+++ Data for this task +++
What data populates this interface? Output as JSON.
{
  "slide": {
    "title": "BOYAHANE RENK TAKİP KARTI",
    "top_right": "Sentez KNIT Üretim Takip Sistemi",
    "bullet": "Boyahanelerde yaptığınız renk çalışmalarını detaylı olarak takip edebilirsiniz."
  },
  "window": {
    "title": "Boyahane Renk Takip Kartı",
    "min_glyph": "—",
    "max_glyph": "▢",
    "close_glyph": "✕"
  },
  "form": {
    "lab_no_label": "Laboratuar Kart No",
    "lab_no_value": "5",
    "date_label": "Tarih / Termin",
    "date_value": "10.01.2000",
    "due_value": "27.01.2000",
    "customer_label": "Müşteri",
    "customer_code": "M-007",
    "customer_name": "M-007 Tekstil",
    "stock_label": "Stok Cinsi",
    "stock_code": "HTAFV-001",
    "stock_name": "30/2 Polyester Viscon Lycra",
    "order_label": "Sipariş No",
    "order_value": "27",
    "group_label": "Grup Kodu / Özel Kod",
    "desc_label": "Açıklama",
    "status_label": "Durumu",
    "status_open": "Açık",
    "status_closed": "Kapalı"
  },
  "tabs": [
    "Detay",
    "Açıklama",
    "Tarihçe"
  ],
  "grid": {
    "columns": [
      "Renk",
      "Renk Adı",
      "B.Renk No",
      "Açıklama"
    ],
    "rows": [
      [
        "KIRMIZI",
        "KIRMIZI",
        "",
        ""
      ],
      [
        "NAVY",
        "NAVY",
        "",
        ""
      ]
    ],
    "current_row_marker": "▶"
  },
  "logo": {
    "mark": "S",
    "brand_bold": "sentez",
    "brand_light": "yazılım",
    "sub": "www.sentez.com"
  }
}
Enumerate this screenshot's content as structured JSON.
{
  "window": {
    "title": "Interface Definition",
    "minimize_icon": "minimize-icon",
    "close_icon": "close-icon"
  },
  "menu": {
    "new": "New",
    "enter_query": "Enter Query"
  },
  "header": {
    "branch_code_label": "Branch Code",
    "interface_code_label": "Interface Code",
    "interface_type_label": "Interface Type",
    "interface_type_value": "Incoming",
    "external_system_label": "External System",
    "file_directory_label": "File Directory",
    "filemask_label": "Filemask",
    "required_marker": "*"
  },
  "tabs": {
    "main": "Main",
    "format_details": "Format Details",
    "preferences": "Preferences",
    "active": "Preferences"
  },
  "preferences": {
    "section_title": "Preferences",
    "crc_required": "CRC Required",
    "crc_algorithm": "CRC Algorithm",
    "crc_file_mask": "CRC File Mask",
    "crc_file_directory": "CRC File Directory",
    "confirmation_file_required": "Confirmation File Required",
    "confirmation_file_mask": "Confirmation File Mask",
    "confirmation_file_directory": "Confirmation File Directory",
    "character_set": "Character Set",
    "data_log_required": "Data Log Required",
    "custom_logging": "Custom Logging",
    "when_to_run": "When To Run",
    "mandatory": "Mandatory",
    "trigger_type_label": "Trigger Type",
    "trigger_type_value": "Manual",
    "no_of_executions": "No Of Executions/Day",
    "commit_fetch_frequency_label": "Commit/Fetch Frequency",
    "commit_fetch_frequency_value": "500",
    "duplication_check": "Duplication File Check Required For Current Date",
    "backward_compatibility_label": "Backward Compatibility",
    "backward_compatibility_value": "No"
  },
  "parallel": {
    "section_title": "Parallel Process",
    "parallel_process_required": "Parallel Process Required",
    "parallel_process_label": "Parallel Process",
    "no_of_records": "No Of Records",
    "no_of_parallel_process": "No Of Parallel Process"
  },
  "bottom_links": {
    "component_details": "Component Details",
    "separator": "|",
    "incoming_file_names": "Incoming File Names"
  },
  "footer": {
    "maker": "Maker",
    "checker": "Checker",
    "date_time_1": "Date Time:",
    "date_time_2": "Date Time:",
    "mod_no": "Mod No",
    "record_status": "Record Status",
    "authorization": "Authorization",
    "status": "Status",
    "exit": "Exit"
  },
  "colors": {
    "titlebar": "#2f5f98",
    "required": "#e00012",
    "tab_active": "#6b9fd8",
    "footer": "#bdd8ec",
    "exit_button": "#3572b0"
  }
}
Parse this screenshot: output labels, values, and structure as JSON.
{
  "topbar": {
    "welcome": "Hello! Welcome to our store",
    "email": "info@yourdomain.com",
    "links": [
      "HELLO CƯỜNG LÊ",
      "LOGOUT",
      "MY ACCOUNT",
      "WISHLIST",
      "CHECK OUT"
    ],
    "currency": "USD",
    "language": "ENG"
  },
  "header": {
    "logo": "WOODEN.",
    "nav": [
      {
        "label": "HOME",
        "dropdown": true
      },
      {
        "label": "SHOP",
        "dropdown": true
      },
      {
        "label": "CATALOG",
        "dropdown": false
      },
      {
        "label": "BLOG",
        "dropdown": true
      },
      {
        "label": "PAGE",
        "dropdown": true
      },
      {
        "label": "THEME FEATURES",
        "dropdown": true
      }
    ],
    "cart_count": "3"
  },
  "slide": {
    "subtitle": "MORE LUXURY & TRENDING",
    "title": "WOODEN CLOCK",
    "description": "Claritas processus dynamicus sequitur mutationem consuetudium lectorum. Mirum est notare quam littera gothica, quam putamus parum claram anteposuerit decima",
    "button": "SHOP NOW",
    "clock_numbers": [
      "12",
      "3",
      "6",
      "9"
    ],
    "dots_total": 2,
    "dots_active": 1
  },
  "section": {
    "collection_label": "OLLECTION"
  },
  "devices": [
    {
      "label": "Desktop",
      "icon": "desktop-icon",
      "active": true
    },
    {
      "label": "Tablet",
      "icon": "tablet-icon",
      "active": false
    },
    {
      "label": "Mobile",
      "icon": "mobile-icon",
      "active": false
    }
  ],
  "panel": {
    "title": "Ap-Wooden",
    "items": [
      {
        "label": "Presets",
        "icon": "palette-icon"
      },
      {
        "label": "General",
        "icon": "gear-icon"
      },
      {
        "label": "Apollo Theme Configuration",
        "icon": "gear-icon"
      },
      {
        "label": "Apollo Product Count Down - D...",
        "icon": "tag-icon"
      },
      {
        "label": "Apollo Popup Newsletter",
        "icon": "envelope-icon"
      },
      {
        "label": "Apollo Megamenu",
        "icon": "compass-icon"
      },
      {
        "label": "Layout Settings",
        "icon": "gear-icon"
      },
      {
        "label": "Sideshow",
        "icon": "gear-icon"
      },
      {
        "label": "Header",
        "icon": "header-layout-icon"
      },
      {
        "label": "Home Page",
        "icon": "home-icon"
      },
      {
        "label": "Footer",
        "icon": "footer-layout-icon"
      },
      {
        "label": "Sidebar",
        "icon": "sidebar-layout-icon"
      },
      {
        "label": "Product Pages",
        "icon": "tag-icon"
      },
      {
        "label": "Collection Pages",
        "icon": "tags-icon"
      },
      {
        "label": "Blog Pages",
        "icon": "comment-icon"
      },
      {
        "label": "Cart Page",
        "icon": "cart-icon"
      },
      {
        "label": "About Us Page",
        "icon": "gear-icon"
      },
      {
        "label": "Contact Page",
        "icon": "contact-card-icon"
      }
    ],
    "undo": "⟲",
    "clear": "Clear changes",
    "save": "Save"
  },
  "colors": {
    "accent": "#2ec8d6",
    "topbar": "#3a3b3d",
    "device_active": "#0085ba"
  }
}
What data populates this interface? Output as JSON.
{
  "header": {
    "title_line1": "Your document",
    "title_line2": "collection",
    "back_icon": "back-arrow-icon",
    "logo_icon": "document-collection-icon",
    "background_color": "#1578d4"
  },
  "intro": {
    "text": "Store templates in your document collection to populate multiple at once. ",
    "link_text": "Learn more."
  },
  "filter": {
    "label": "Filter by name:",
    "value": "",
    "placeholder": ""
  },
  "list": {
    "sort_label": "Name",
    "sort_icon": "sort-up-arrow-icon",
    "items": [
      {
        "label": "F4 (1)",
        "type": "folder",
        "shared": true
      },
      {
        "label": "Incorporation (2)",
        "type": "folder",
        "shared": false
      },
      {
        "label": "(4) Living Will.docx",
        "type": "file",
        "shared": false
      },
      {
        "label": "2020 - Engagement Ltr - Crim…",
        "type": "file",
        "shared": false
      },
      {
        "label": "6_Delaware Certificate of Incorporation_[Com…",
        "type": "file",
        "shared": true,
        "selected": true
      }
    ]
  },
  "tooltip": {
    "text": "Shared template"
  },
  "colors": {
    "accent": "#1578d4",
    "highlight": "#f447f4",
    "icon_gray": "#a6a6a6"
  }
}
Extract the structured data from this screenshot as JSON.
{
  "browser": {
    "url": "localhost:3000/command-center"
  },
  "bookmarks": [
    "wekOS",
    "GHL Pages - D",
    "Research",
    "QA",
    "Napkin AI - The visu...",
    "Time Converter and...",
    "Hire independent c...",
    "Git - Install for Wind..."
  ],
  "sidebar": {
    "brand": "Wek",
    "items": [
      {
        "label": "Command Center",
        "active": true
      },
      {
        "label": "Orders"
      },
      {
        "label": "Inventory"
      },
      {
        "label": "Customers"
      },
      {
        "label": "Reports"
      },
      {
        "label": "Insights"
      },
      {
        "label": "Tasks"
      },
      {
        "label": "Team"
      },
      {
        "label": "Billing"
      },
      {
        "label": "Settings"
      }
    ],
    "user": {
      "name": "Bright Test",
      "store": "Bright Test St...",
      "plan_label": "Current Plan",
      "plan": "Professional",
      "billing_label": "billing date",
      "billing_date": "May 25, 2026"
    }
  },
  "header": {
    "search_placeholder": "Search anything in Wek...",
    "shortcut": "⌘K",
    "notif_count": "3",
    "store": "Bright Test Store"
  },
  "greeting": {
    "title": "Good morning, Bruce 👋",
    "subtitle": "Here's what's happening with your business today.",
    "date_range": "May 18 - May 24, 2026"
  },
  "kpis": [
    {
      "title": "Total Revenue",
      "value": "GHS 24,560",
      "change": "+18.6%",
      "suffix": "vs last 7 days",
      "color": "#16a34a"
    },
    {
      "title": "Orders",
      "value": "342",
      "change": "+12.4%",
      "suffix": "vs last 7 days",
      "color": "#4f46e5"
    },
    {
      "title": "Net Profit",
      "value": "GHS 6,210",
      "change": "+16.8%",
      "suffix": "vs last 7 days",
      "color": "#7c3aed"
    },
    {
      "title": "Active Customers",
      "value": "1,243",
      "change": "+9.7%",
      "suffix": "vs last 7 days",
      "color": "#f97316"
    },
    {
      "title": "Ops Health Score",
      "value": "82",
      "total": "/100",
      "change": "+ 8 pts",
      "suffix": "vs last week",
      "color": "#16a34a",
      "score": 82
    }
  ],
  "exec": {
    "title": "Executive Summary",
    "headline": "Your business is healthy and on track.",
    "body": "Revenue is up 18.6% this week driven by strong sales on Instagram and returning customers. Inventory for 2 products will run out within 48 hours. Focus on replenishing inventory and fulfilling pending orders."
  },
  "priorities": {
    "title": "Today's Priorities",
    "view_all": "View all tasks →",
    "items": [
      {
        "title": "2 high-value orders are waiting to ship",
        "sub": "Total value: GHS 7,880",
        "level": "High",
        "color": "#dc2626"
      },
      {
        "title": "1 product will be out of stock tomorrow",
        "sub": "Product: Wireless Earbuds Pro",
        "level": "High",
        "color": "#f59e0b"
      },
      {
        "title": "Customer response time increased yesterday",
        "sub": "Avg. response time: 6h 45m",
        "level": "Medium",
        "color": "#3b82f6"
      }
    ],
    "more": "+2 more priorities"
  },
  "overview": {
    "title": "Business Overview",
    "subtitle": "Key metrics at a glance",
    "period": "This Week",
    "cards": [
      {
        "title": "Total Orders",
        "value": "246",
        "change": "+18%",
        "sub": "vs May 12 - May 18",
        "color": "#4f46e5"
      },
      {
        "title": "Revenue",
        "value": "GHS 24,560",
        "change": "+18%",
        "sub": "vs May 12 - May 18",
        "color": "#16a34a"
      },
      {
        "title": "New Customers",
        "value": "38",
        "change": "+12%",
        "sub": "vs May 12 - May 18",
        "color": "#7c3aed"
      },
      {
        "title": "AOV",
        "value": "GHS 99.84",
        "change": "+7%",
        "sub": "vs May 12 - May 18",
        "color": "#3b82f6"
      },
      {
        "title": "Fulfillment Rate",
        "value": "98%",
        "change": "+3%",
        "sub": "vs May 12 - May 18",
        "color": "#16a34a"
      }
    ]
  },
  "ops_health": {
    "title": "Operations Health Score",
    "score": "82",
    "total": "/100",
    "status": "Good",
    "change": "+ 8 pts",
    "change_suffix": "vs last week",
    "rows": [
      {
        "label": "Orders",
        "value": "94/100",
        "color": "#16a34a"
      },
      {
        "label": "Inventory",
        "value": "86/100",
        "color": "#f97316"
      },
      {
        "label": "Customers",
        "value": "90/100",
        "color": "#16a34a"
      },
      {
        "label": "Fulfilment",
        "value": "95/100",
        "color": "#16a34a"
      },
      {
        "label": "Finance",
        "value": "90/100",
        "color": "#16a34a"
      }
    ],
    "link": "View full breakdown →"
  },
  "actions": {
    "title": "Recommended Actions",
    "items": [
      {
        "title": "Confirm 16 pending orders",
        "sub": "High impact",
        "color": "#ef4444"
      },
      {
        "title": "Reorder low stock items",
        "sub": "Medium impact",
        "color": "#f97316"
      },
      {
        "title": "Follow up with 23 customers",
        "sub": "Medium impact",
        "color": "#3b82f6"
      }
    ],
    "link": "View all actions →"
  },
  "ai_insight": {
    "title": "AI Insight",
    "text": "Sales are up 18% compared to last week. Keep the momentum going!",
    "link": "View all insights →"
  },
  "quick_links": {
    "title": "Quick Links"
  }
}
+++
Short problem:
From the material above, gather all lines that include the string "arrow" and copy them.

Correct output:
    "back_icon": "back-arrow-icon",
    "sort_icon": "sort-up-arrow-icon",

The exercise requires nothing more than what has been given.